[Auflistungen von Regionen und Beschriftungen]
↓

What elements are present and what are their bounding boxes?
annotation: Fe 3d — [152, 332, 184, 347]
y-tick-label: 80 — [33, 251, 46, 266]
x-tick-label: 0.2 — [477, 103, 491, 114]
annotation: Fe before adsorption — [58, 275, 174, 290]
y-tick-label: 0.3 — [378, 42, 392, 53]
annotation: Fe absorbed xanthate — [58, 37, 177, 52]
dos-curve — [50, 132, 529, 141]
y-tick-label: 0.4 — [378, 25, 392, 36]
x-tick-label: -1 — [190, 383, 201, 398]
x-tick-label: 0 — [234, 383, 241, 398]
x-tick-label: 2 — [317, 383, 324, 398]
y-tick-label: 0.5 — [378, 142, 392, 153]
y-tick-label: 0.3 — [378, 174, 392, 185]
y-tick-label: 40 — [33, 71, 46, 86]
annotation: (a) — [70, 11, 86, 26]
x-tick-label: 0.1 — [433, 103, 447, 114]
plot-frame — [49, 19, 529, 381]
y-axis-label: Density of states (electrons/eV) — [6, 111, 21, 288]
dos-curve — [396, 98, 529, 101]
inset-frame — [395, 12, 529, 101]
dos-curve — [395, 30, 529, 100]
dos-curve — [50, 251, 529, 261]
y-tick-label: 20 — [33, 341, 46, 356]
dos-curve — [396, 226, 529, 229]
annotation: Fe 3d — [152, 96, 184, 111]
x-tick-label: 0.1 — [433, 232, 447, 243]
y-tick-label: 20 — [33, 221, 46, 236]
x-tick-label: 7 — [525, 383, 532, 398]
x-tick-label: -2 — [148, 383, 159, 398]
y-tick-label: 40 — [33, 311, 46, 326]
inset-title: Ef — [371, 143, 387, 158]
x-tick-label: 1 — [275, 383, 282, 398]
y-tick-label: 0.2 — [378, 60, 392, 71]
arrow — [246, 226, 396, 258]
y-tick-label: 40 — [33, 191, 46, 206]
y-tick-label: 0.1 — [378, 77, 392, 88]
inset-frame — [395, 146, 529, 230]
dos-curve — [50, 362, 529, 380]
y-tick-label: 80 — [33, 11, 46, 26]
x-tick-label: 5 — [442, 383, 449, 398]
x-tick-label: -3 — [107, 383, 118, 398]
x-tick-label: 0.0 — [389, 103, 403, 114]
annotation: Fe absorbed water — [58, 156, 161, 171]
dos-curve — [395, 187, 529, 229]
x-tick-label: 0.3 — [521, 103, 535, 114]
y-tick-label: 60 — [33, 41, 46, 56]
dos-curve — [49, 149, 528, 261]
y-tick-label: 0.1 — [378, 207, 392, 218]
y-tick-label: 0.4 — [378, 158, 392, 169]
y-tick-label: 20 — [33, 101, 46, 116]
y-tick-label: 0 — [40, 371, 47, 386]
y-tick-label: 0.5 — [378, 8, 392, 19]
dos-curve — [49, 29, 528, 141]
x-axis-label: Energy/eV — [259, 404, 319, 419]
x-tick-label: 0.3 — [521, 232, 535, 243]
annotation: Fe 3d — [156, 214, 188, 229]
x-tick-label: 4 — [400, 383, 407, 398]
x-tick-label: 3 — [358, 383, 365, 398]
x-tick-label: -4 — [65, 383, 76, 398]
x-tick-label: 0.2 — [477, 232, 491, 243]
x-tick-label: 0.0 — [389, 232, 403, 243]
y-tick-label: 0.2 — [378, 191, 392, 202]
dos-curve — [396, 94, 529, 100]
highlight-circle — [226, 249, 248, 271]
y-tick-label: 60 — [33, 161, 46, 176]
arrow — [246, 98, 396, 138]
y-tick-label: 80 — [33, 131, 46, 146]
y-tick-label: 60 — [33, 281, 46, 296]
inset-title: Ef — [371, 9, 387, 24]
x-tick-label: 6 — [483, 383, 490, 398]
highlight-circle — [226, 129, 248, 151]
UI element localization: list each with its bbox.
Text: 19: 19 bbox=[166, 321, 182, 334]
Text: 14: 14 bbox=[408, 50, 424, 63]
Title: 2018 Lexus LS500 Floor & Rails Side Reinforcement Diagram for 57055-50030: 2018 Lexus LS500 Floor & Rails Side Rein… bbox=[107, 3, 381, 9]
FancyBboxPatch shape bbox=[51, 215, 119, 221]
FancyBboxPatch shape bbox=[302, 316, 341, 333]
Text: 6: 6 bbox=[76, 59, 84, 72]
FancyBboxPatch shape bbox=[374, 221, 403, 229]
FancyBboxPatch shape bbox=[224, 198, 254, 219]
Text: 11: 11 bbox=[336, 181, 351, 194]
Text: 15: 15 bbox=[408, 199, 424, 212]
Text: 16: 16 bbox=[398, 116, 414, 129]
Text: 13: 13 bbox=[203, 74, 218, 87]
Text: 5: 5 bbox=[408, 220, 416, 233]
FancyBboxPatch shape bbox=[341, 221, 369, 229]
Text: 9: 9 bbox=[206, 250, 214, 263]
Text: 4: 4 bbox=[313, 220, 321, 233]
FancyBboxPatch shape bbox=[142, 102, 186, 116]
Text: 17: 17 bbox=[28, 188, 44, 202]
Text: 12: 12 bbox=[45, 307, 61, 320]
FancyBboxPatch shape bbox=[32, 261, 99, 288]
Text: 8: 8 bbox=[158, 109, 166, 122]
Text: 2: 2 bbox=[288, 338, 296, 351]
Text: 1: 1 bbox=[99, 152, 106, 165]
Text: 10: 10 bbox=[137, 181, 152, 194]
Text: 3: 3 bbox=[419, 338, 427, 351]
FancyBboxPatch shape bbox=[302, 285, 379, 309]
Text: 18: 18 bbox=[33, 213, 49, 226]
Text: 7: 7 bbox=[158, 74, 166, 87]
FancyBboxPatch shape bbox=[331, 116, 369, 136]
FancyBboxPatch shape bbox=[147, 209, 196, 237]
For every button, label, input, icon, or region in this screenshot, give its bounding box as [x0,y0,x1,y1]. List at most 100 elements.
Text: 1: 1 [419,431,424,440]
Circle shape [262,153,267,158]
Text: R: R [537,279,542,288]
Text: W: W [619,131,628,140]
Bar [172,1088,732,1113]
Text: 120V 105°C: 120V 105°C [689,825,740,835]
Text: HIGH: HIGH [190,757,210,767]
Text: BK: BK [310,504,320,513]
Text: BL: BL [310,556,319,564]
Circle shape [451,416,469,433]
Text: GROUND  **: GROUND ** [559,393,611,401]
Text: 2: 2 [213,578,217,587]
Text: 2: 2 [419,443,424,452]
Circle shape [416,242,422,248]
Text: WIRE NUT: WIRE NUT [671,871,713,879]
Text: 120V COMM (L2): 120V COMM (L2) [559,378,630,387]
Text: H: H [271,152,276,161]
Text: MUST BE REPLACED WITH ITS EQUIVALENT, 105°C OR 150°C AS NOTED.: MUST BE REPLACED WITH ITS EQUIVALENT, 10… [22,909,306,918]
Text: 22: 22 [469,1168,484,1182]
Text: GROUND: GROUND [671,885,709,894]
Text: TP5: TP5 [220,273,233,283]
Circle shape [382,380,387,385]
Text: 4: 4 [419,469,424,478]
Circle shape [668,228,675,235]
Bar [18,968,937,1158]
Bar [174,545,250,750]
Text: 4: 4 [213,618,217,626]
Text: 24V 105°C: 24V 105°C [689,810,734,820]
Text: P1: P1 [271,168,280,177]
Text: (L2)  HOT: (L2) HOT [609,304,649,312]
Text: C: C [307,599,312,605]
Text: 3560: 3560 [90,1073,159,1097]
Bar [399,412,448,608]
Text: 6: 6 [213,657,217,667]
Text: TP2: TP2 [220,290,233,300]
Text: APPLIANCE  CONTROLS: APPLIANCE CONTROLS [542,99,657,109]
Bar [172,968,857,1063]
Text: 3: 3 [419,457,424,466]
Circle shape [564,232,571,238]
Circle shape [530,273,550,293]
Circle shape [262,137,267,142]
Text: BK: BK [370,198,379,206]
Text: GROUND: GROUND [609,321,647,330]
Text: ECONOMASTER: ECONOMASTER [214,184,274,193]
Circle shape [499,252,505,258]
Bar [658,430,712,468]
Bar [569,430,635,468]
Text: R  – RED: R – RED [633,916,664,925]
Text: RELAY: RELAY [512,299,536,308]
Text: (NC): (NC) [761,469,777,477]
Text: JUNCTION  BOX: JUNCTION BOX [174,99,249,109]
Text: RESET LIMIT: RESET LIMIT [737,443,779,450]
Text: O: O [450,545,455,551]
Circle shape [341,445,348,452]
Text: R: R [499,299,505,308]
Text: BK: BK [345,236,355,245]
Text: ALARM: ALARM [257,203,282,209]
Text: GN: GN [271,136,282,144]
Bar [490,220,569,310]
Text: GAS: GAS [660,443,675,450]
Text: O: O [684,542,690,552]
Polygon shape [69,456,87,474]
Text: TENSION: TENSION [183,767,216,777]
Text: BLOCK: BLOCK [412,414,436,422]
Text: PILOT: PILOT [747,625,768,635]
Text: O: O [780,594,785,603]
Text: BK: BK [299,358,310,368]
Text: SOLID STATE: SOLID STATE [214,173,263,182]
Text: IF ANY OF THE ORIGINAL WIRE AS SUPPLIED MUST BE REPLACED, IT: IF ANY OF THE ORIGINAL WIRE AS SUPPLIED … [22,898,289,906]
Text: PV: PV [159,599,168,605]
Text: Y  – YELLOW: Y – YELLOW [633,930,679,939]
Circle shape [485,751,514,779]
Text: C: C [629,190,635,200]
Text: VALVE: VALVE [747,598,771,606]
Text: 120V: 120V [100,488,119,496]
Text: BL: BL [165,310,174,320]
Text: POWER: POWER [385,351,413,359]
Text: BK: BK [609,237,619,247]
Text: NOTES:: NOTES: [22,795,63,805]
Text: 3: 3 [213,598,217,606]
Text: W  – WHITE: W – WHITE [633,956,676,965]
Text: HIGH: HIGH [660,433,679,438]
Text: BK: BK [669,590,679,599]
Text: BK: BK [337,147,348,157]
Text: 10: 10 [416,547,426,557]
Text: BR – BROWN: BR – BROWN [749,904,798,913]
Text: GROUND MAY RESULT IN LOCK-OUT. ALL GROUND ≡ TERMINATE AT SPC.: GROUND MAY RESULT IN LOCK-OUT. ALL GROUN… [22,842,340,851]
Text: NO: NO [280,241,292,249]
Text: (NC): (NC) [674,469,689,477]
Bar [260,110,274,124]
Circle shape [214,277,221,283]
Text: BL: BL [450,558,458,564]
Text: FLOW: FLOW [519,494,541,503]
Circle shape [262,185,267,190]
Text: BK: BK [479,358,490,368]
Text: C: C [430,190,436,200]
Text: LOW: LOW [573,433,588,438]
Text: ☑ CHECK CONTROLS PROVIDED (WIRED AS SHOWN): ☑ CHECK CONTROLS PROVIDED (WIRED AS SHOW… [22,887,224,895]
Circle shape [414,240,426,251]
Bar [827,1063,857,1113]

↑

Aktualisieren Sie den Abschnitt, der am Anfang der Einträge beginnt und mit der Zeile endet, die „y-tick-label: 0.3 — [378, 42, 392, 53]“ enthält, beide Enden eingeschlossen, indem Sie „annotation“ durch „note“ ersetzen. Geben Sie nur diesen Abschnitt wieder und lassen Sie alles Übrige unverändert.

▸ Musterlösung
What elements are present and what are their bounding boxes?
note: Fe 3d — [152, 332, 184, 347]
y-tick-label: 80 — [33, 251, 46, 266]
x-tick-label: 0.2 — [477, 103, 491, 114]
note: Fe before adsorption — [58, 275, 174, 290]
y-tick-label: 0.3 — [378, 42, 392, 53]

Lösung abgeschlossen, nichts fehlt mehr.